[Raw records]
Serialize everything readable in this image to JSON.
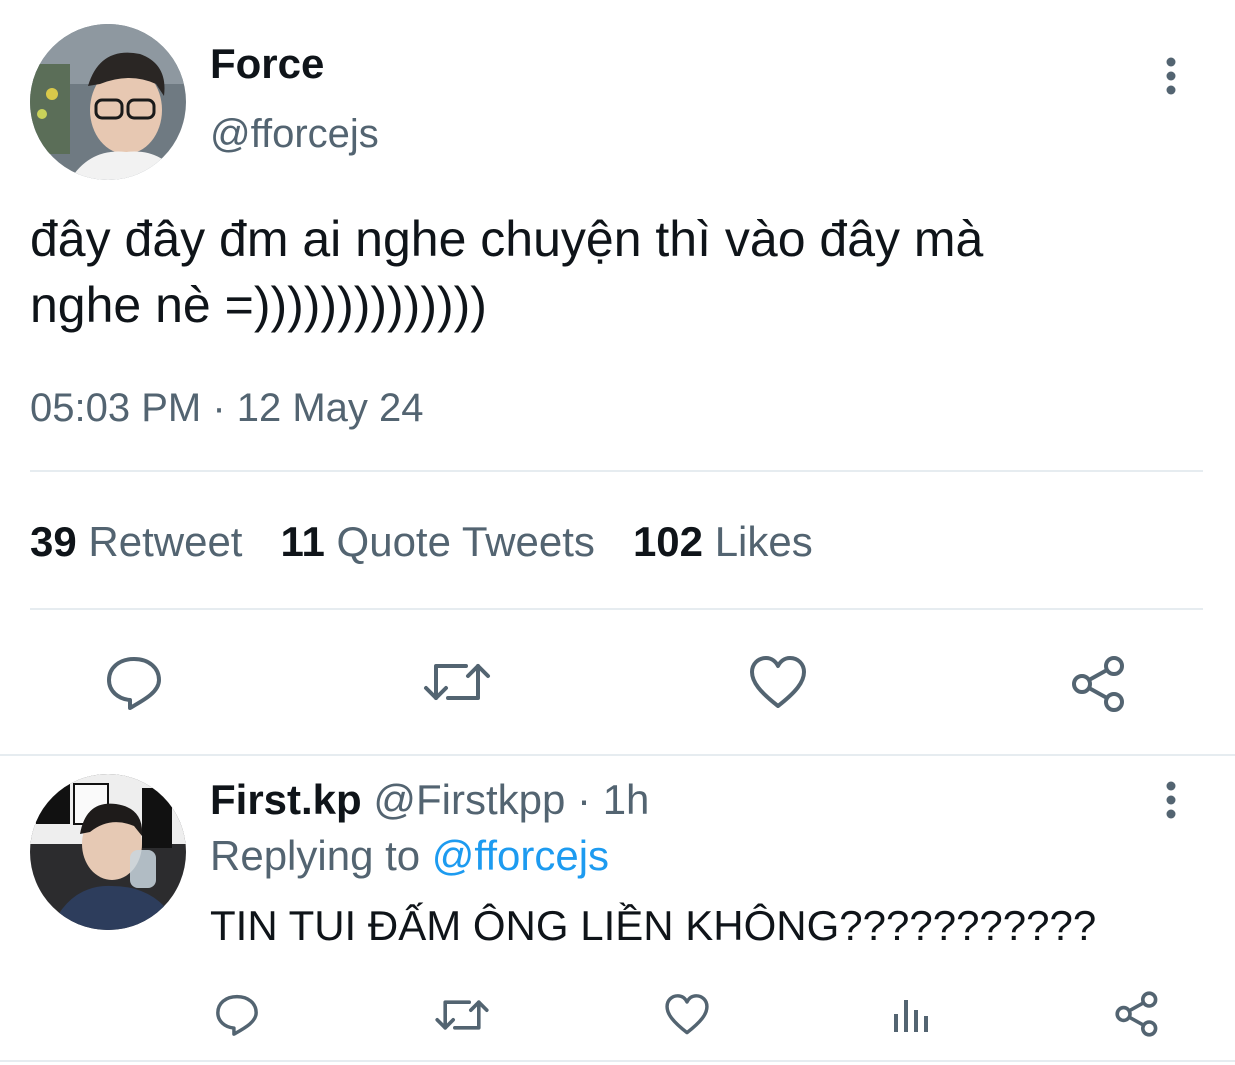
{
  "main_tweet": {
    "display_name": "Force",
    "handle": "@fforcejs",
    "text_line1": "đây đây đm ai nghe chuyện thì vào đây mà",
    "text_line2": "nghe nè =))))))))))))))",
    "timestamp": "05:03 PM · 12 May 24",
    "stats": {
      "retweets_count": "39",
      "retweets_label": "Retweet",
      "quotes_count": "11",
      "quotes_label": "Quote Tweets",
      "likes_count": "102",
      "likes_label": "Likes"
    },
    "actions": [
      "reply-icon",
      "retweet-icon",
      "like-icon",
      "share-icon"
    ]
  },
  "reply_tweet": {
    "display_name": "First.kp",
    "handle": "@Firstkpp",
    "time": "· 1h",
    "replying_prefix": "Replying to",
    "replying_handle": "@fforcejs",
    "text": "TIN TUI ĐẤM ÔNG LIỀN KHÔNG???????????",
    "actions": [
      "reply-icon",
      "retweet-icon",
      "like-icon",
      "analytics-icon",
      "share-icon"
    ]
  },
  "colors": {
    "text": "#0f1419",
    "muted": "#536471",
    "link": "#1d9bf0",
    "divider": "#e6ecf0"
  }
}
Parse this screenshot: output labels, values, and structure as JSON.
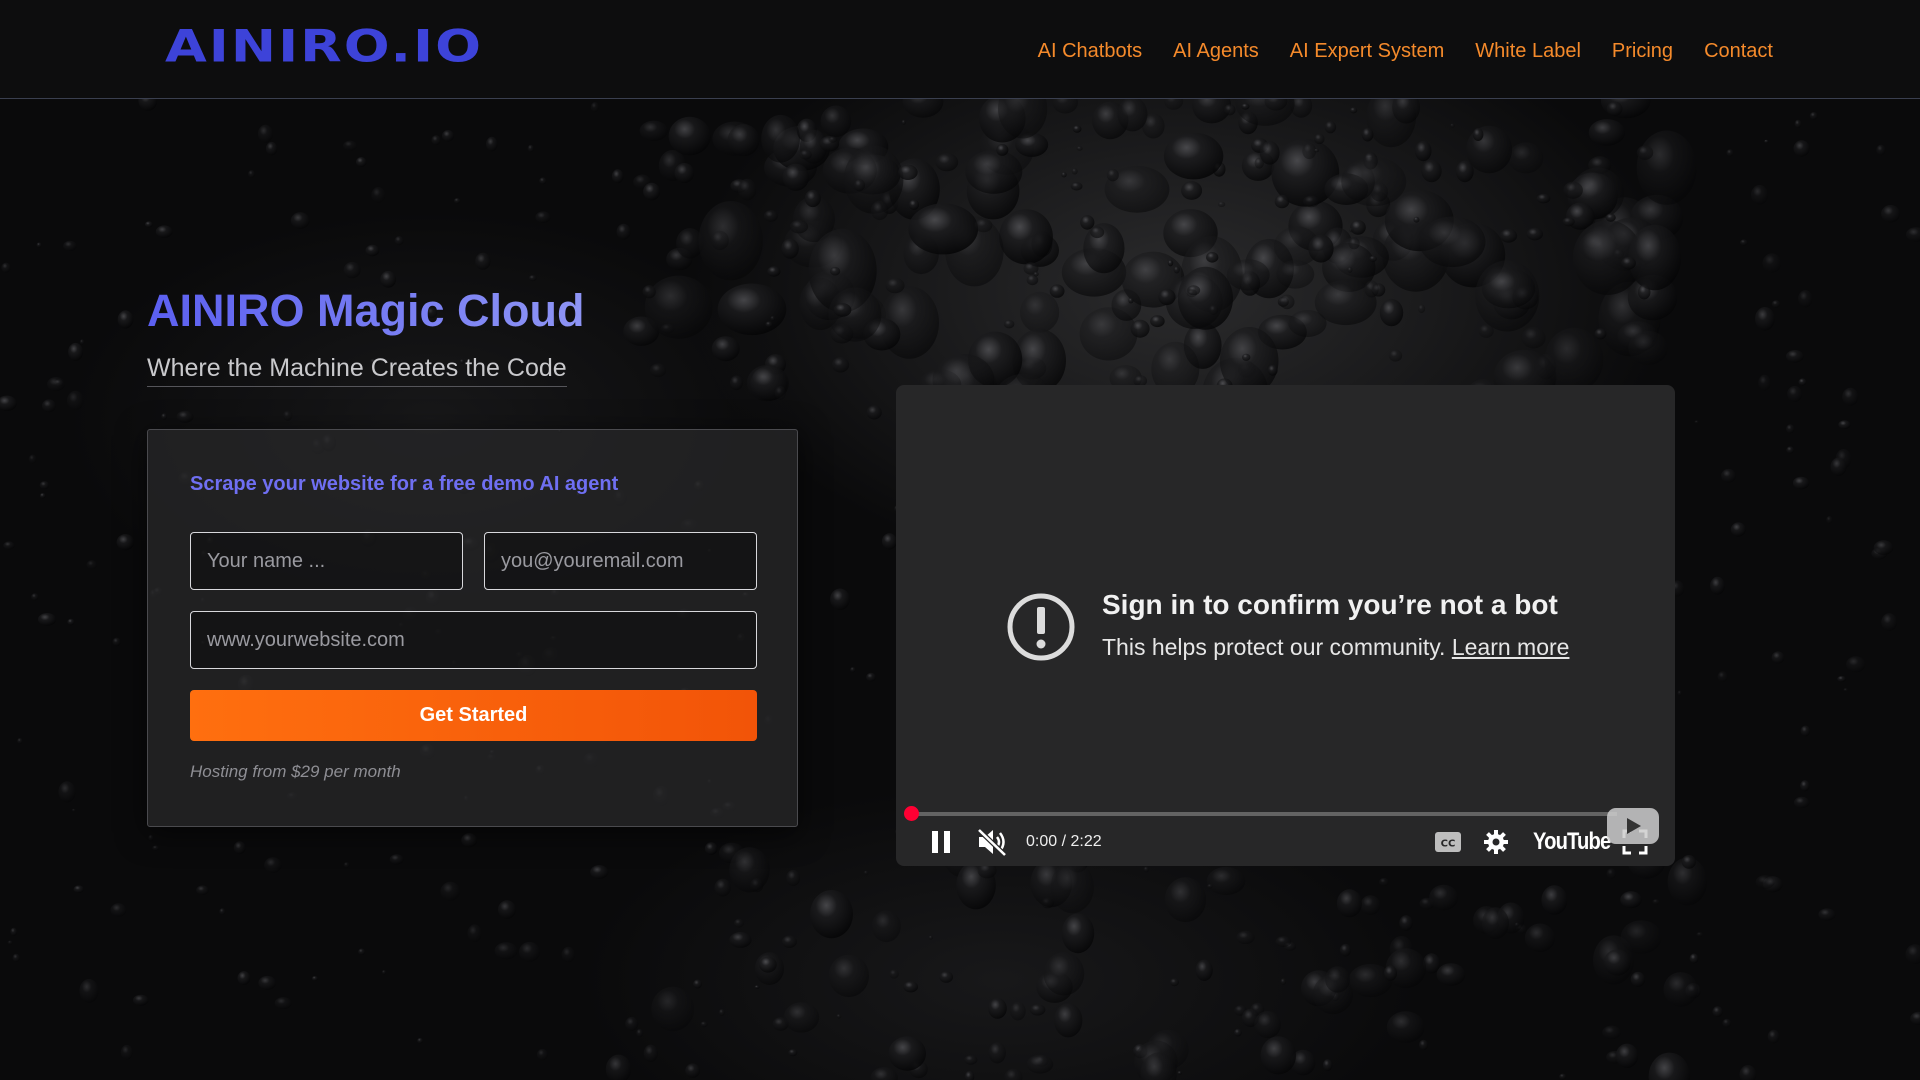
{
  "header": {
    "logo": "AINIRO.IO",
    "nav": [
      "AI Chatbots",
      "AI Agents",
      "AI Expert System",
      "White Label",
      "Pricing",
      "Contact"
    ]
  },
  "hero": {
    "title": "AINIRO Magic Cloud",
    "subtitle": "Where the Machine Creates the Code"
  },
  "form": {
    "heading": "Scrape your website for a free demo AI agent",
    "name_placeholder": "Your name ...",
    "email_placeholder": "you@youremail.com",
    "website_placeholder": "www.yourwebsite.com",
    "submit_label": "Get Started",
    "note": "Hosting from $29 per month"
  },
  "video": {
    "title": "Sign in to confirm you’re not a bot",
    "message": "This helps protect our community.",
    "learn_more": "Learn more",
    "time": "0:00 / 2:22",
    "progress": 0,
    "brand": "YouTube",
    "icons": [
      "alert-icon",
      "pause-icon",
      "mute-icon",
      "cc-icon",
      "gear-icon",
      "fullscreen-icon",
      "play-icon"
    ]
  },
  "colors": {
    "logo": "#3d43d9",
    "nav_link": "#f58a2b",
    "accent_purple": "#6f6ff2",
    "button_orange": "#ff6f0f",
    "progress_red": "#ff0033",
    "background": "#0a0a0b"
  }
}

EXERCISE DIRECTIONS — Leaving out the pictures, repeat the data above exactly.

WORKED ANSWER —
Serialize everything readable in this image to JSON.
{
  "main_tweet": {
    "display_name": "Force",
    "handle": "@fforcejs",
    "text_line1": "đây đây đm ai nghe chuyện thì vào đây mà",
    "text_line2": "nghe nè =))))))))))))))",
    "timestamp": "05:03 PM · 12 May 24",
    "stats": {
      "retweets_count": "39",
      "retweets_label": "Retweet",
      "quotes_count": "11",
      "quotes_label": "Quote Tweets",
      "likes_count": "102",
      "likes_label": "Likes"
    },
    "actions": [
      "reply-icon",
      "retweet-icon",
      "like-icon",
      "share-icon"
    ]
  },
  "reply_tweet": {
    "display_name": "First.kp",
    "handle": "@Firstkpp",
    "time": "· 1h",
    "replying_prefix": "Replying to",
    "replying_handle": "@fforcejs",
    "text": "TIN TUI ĐẤM ÔNG LIỀN KHÔNG???????????",
    "actions": [
      "reply-icon",
      "retweet-icon",
      "like-icon",
      "analytics-icon",
      "share-icon"
    ]
  },
  "colors": {
    "text": "#0f1419",
    "muted": "#536471",
    "link": "#1d9bf0",
    "divider": "#e6ecf0"
  }
}
Parse this screenshot: output labels, values, and structure as JSON.
{
  "header": {
    "logo": "AINIRO.IO",
    "nav": [
      "AI Chatbots",
      "AI Agents",
      "AI Expert System",
      "White Label",
      "Pricing",
      "Contact"
    ]
  },
  "hero": {
    "title": "AINIRO Magic Cloud",
    "subtitle": "Where the Machine Creates the Code"
  },
  "form": {
    "heading": "Scrape your website for a free demo AI agent",
    "name_placeholder": "Your name ...",
    "email_placeholder": "you@youremail.com",
    "website_placeholder": "www.yourwebsite.com",
    "submit_label": "Get Started",
    "note": "Hosting from $29 per month"
  },
  "video": {
    "title": "Sign in to confirm you’re not a bot",
    "message": "This helps protect our community.",
    "learn_more": "Learn more",
    "time": "0:00 / 2:22",
    "progress": 0,
    "brand": "YouTube",
    "icons": [
      "alert-icon",
      "pause-icon",
      "mute-icon",
      "cc-icon",
      "gear-icon",
      "fullscreen-icon",
      "play-icon"
    ]
  },
  "colors": {
    "logo": "#3d43d9",
    "nav_link": "#f58a2b",
    "accent_purple": "#6f6ff2",
    "button_orange": "#ff6f0f",
    "progress_red": "#ff0033",
    "background": "#0a0a0b"
  }
}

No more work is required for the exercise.